Work required => Pull every "Outils" line out of the data below.

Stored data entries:
----------
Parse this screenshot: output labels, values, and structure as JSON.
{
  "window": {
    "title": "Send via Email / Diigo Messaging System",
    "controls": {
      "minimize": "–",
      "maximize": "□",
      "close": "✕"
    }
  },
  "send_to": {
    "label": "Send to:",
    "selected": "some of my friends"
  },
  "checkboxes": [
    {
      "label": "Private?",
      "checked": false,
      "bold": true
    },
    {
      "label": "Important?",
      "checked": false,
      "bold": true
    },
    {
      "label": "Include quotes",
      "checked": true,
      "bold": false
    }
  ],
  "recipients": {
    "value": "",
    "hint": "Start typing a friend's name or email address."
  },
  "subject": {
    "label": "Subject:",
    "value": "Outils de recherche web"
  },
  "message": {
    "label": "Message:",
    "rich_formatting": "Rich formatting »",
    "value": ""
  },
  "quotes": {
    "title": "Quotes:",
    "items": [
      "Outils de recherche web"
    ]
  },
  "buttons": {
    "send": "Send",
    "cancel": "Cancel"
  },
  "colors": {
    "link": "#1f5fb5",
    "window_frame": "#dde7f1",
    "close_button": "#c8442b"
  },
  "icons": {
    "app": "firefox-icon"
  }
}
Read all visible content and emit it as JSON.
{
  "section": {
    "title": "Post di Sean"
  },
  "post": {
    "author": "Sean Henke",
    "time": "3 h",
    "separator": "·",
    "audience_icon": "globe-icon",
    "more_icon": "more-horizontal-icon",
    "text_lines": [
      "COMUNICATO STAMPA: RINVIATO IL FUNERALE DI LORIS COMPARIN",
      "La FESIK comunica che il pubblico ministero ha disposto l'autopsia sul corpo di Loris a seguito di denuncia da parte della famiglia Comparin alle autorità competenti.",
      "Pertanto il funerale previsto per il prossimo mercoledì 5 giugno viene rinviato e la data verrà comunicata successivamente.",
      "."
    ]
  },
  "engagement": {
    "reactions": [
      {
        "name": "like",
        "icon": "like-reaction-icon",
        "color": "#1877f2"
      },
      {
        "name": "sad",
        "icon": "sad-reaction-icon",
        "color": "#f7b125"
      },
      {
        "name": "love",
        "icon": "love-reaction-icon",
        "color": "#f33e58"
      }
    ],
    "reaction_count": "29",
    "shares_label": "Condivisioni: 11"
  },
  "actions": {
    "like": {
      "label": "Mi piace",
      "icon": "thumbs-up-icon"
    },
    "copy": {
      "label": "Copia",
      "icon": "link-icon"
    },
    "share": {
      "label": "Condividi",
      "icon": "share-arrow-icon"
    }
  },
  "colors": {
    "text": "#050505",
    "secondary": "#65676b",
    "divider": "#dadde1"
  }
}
----------
Exercise output =>
    "value": "Outils de recherche web"
      "Outils de recherche web"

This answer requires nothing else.